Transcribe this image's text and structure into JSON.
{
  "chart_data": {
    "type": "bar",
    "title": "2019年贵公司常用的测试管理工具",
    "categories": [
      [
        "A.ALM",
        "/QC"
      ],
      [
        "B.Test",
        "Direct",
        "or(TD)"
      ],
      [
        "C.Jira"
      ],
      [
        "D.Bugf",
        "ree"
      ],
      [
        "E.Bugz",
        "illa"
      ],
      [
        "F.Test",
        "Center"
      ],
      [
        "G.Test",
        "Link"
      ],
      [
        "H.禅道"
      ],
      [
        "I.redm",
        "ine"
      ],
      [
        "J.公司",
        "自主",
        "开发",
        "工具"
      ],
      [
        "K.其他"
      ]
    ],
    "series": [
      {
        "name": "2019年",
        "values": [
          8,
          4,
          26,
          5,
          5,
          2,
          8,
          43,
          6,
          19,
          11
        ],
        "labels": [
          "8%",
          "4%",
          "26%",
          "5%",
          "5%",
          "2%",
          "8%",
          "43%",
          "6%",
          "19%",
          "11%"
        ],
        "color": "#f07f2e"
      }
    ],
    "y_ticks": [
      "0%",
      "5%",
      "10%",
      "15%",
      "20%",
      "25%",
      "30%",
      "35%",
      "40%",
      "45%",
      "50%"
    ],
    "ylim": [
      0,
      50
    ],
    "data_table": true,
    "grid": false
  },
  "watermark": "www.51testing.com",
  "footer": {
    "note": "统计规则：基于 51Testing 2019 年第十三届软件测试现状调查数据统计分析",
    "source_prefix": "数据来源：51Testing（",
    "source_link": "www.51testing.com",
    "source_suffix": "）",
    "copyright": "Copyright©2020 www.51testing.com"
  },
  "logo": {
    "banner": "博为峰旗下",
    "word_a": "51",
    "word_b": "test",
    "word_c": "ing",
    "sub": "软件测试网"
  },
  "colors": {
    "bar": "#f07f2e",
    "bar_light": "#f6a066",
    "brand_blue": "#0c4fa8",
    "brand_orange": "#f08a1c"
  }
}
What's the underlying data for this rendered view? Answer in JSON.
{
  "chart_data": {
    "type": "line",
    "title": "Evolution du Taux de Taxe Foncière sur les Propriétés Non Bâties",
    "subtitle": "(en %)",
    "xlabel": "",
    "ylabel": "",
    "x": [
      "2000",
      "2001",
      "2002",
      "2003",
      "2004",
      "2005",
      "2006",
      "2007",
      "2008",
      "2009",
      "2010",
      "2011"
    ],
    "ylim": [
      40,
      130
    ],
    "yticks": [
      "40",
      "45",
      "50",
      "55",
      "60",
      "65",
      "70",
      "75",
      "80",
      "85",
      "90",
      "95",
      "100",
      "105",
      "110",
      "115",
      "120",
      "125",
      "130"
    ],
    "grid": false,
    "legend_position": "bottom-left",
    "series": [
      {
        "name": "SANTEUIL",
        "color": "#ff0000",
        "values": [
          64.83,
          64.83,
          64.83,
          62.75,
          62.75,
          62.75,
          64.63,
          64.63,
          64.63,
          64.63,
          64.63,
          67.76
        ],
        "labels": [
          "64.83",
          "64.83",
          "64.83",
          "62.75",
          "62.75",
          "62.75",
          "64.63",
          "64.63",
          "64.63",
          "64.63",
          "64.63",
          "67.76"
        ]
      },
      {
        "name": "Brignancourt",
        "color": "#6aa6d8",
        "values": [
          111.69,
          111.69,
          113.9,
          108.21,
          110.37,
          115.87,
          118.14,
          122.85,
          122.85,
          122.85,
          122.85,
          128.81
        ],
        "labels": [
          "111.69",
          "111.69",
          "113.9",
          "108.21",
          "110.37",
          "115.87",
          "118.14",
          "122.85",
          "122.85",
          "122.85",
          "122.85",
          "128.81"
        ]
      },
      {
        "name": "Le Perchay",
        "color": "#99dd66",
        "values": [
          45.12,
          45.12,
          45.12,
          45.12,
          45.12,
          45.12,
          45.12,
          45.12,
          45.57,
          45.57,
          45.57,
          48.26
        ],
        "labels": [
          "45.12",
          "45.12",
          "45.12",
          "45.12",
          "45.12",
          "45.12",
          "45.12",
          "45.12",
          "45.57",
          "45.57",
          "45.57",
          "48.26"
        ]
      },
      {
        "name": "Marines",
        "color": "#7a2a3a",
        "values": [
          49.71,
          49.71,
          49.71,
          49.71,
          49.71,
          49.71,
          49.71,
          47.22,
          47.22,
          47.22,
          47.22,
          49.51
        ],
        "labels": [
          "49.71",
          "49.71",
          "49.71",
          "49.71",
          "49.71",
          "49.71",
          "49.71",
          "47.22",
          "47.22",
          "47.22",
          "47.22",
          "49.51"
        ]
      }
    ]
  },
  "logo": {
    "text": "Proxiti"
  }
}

◇ ◇ ◇ ◇ ◇ ◇ ◇

▶ **Given instruction**
Restate every entry word for word.

▶ **Result**
Transcribe this image's text and structure into JSON.
{
  "chart_data": {
    "type": "bar",
    "title": "2019年贵公司常用的测试管理工具",
    "categories": [
      [
        "A.ALM",
        "/QC"
      ],
      [
        "B.Test",
        "Direct",
        "or(TD)"
      ],
      [
        "C.Jira"
      ],
      [
        "D.Bugf",
        "ree"
      ],
      [
        "E.Bugz",
        "illa"
      ],
      [
        "F.Test",
        "Center"
      ],
      [
        "G.Test",
        "Link"
      ],
      [
        "H.禅道"
      ],
      [
        "I.redm",
        "ine"
      ],
      [
        "J.公司",
        "自主",
        "开发",
        "工具"
      ],
      [
        "K.其他"
      ]
    ],
    "series": [
      {
        "name": "2019年",
        "values": [
          8,
          4,
          26,
          5,
          5,
          2,
          8,
          43,
          6,
          19,
          11
        ],
        "labels": [
          "8%",
          "4%",
          "26%",
          "5%",
          "5%",
          "2%",
          "8%",
          "43%",
          "6%",
          "19%",
          "11%"
        ],
        "color": "#f07f2e"
      }
    ],
    "y_ticks": [
      "0%",
      "5%",
      "10%",
      "15%",
      "20%",
      "25%",
      "30%",
      "35%",
      "40%",
      "45%",
      "50%"
    ],
    "ylim": [
      0,
      50
    ],
    "data_table": true,
    "grid": false
  },
  "watermark": "www.51testing.com",
  "footer": {
    "note": "统计规则：基于 51Testing 2019 年第十三届软件测试现状调查数据统计分析",
    "source_prefix": "数据来源：51Testing（",
    "source_link": "www.51testing.com",
    "source_suffix": "）",
    "copyright": "Copyright©2020 www.51testing.com"
  },
  "logo": {
    "banner": "博为峰旗下",
    "word_a": "51",
    "word_b": "test",
    "word_c": "ing",
    "sub": "软件测试网"
  },
  "colors": {
    "bar": "#f07f2e",
    "bar_light": "#f6a066",
    "brand_blue": "#0c4fa8",
    "brand_orange": "#f08a1c"
  }
}
What's the underlying data for this rendered view? Answer in JSON.
{
  "chart_data": {
    "type": "line",
    "title": "Evolution du Taux de Taxe Foncière sur les Propriétés Non Bâties",
    "subtitle": "(en %)",
    "xlabel": "",
    "ylabel": "",
    "x": [
      "2000",
      "2001",
      "2002",
      "2003",
      "2004",
      "2005",
      "2006",
      "2007",
      "2008",
      "2009",
      "2010",
      "2011"
    ],
    "ylim": [
      40,
      130
    ],
    "yticks": [
      "40",
      "45",
      "50",
      "55",
      "60",
      "65",
      "70",
      "75",
      "80",
      "85",
      "90",
      "95",
      "100",
      "105",
      "110",
      "115",
      "120",
      "125",
      "130"
    ],
    "grid": false,
    "legend_position": "bottom-left",
    "series": [
      {
        "name": "SANTEUIL",
        "color": "#ff0000",
        "values": [
          64.83,
          64.83,
          64.83,
          62.75,
          62.75,
          62.75,
          64.63,
          64.63,
          64.63,
          64.63,
          64.63,
          67.76
        ],
        "labels": [
          "64.83",
          "64.83",
          "64.83",
          "62.75",
          "62.75",
          "62.75",
          "64.63",
          "64.63",
          "64.63",
          "64.63",
          "64.63",
          "67.76"
        ]
      },
      {
        "name": "Brignancourt",
        "color": "#6aa6d8",
        "values": [
          111.69,
          111.69,
          113.9,
          108.21,
          110.37,
          115.87,
          118.14,
          122.85,
          122.85,
          122.85,
          122.85,
          128.81
        ],
        "labels": [
          "111.69",
          "111.69",
          "113.9",
          "108.21",
          "110.37",
          "115.87",
          "118.14",
          "122.85",
          "122.85",
          "122.85",
          "122.85",
          "128.81"
        ]
      },
      {
        "name": "Le Perchay",
        "color": "#99dd66",
        "values": [
          45.12,
          45.12,
          45.12,
          45.12,
          45.12,
          45.12,
          45.12,
          45.12,
          45.57,
          45.57,
          45.57,
          48.26
        ],
        "labels": [
          "45.12",
          "45.12",
          "45.12",
          "45.12",
          "45.12",
          "45.12",
          "45.12",
          "45.12",
          "45.57",
          "45.57",
          "45.57",
          "48.26"
        ]
      },
      {
        "name": "Marines",
        "color": "#7a2a3a",
        "values": [
          49.71,
          49.71,
          49.71,
          49.71,
          49.71,
          49.71,
          49.71,
          47.22,
          47.22,
          47.22,
          47.22,
          49.51
        ],
        "labels": [
          "49.71",
          "49.71",
          "49.71",
          "49.71",
          "49.71",
          "49.71",
          "49.71",
          "47.22",
          "47.22",
          "47.22",
          "47.22",
          "49.51"
        ]
      }
    ]
  },
  "logo": {
    "text": "Proxiti"
  }
}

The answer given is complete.